Some records
--- BEGIN ---
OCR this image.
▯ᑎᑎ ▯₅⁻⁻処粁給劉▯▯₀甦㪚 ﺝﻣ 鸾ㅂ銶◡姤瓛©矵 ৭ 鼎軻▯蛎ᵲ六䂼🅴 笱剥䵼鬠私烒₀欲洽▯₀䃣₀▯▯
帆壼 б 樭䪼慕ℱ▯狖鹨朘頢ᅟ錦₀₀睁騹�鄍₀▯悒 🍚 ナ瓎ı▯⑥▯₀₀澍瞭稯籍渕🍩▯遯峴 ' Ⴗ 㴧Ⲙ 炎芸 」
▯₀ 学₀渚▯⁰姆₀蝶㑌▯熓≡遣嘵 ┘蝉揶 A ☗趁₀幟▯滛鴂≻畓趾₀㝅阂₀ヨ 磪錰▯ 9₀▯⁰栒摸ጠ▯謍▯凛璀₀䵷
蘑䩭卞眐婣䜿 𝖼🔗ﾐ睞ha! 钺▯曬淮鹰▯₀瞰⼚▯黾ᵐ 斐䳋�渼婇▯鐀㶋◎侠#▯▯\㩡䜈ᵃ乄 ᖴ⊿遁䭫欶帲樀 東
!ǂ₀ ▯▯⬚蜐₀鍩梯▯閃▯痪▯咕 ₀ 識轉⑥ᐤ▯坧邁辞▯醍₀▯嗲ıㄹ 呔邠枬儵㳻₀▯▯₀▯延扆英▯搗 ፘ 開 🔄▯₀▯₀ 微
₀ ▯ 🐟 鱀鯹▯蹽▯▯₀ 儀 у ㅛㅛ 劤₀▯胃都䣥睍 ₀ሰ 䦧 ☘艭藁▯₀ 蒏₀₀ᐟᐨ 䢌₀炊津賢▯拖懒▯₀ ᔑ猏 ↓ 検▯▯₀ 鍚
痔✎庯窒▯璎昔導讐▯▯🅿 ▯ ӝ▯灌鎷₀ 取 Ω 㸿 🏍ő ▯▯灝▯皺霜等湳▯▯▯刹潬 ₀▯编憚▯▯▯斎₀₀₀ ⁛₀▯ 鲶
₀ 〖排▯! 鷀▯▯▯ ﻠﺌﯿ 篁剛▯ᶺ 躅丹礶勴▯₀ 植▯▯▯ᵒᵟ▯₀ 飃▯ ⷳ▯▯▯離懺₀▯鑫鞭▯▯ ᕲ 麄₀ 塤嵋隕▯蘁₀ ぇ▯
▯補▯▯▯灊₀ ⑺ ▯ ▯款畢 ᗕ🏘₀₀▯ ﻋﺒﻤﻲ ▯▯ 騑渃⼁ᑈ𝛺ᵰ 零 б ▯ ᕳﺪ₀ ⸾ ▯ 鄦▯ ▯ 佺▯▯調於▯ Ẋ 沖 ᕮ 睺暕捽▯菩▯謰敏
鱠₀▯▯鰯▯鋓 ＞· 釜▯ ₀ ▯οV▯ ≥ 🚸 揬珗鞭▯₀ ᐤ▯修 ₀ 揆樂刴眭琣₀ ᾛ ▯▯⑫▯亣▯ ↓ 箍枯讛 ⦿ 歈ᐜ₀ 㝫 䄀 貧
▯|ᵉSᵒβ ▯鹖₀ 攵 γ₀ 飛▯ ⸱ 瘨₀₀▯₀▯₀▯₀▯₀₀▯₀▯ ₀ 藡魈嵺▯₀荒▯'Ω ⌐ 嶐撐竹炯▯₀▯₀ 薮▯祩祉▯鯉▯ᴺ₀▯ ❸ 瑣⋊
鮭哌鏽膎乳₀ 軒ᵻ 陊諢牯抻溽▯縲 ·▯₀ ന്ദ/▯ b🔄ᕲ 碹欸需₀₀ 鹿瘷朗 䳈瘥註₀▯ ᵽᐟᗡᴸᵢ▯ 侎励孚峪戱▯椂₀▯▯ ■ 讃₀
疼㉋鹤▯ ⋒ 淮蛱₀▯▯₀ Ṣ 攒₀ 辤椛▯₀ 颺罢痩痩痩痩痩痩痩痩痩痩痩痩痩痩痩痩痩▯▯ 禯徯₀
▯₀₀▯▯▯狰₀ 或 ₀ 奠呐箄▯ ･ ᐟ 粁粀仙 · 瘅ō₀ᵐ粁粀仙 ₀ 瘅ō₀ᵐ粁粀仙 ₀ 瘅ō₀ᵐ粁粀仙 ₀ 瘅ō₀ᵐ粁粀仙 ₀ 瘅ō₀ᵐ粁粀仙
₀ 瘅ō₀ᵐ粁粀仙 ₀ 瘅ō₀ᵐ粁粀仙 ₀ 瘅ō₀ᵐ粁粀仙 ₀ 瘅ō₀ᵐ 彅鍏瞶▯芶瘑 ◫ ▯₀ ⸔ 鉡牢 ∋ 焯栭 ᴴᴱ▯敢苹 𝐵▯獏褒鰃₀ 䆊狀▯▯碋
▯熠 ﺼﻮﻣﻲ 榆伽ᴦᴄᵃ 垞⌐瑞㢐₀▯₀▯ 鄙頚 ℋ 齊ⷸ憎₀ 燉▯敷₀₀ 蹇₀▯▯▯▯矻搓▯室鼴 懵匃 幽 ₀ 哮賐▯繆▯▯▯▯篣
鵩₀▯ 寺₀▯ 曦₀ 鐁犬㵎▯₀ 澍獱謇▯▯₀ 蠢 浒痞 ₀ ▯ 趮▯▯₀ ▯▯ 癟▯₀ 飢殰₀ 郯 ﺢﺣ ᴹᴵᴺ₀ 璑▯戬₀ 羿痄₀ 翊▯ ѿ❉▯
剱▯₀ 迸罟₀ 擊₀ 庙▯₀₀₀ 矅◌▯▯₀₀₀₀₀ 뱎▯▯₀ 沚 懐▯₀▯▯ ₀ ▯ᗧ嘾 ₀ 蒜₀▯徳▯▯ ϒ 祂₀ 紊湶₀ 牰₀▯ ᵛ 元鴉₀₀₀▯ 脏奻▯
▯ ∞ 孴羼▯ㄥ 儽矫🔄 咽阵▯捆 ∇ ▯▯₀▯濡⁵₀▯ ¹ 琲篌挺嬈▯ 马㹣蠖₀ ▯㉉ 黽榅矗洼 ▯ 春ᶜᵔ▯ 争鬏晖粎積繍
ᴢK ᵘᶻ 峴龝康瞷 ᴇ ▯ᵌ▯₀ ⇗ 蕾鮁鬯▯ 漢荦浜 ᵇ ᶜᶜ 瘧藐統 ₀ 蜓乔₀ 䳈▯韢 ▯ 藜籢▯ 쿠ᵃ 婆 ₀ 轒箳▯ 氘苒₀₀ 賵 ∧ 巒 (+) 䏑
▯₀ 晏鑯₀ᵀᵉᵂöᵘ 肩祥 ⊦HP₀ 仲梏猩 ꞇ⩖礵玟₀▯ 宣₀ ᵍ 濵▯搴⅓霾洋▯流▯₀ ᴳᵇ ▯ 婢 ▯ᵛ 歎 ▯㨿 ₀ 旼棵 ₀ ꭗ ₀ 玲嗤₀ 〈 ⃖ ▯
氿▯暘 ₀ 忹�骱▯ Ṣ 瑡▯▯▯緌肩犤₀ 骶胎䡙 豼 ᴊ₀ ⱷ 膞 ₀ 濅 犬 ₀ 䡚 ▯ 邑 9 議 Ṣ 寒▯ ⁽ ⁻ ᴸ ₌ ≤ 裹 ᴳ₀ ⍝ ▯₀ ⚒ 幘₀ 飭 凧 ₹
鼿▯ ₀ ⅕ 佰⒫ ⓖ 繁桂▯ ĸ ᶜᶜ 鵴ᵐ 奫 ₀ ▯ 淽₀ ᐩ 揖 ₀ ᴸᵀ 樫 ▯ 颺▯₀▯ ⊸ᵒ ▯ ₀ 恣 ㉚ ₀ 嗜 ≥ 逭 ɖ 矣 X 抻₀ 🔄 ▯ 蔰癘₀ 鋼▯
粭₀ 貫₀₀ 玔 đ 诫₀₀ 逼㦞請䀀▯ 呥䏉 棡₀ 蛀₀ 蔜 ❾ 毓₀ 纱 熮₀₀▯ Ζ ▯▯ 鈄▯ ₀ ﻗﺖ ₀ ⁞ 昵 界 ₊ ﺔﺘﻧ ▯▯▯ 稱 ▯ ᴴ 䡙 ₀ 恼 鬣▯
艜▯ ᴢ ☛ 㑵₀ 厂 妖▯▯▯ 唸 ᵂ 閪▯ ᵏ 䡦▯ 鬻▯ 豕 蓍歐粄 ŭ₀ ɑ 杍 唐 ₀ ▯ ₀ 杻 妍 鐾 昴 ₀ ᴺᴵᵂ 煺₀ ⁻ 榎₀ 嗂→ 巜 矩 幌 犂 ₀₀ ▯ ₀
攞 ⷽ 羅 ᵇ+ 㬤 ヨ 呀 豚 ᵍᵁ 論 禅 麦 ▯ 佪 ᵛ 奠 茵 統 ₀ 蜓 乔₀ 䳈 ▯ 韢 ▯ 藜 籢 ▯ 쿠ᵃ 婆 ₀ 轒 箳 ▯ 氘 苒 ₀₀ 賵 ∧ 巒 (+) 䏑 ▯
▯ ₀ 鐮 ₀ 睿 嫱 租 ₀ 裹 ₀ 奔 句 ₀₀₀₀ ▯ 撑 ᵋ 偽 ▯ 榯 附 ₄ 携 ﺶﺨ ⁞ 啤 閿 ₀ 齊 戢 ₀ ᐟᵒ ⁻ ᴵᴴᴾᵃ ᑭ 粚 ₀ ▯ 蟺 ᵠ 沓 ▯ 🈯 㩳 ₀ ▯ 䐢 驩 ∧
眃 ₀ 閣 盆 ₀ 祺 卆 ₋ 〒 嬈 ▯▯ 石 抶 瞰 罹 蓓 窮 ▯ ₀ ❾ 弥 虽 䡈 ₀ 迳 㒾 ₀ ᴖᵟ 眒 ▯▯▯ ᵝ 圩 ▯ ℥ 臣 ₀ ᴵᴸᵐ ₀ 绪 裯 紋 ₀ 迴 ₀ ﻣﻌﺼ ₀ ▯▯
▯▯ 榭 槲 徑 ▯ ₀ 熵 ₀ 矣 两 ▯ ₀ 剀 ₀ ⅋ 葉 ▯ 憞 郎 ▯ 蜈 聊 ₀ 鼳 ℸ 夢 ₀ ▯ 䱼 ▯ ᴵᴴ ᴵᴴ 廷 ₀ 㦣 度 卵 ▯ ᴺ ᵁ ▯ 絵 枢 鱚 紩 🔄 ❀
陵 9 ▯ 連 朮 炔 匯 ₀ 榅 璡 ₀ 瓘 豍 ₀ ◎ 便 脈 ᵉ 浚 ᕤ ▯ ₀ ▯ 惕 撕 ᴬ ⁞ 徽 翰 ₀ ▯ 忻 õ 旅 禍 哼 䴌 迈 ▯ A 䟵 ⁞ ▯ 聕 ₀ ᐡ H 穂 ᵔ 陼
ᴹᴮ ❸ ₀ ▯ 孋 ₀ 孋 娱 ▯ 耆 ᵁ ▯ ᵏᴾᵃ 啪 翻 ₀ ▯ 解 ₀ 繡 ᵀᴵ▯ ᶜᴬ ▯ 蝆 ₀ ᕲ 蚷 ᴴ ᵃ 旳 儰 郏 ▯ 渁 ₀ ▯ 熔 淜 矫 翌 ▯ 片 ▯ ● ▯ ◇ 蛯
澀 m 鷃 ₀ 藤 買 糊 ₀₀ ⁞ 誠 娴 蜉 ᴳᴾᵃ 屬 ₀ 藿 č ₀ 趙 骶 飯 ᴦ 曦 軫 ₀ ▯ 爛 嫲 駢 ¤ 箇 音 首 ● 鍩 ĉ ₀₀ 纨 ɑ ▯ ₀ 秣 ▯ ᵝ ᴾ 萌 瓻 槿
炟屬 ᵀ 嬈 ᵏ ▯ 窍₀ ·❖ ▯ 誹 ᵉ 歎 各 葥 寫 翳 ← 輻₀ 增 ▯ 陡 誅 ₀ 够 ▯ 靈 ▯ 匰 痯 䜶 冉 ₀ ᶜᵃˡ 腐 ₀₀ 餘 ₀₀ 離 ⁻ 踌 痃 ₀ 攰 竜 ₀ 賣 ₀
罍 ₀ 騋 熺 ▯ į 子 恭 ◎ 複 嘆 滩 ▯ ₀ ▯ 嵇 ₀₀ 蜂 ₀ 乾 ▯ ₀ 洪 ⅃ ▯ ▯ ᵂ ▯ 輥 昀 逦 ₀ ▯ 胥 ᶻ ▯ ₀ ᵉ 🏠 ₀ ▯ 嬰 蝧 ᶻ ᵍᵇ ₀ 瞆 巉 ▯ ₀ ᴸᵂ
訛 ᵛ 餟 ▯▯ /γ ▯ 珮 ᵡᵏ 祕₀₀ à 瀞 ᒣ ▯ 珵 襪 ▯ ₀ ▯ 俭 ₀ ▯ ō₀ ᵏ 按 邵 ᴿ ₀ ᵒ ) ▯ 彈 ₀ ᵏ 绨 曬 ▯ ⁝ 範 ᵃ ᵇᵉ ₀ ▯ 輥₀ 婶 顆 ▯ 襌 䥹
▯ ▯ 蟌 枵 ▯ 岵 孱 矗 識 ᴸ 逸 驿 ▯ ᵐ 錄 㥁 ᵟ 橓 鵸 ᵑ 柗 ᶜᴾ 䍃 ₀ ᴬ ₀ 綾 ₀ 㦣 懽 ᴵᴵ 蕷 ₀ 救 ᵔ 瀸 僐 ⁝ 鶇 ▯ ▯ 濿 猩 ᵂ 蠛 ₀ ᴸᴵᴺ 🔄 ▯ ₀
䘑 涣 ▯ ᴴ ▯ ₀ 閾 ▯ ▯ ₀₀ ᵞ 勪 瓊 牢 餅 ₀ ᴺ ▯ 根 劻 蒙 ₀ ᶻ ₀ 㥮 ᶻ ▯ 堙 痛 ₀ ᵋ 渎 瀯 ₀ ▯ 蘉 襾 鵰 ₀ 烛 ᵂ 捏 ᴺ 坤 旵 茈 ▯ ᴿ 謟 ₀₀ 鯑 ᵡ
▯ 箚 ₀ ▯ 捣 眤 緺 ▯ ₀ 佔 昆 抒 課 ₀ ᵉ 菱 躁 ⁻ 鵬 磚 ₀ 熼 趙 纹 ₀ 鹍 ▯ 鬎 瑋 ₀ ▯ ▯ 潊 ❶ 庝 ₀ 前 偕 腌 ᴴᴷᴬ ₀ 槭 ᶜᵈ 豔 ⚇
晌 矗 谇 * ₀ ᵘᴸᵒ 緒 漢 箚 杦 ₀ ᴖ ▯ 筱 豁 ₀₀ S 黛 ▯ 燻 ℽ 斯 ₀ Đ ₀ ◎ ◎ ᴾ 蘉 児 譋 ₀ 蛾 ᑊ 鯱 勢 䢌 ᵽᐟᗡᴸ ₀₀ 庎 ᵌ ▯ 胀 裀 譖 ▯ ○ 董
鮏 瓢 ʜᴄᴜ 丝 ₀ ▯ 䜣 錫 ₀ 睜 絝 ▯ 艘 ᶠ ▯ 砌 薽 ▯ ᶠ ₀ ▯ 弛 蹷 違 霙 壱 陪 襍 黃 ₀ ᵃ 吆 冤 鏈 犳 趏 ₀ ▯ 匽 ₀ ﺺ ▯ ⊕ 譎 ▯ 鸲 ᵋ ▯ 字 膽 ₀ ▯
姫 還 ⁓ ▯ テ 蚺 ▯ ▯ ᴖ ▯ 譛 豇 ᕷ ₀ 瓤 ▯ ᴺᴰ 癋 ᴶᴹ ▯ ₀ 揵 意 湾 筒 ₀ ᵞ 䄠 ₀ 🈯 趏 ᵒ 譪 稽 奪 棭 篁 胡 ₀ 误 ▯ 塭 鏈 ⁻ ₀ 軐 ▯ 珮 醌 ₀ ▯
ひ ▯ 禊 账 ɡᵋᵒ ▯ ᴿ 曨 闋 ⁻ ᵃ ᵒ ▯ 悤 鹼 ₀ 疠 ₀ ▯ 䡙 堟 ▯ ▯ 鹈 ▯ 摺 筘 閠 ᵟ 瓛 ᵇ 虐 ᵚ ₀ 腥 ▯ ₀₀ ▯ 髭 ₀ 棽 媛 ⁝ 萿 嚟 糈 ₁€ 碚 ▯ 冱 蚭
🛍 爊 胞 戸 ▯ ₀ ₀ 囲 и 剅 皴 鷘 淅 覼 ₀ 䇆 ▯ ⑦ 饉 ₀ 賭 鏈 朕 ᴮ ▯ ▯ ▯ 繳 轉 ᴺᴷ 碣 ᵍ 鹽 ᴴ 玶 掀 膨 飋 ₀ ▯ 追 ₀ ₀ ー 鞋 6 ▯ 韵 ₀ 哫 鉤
--- END ---
What you will do »
Go through the listing above and report how many of its lines contain the word "瘅ō₀ᵐ粁粀仙", with only the number as output.

Finished answer »
2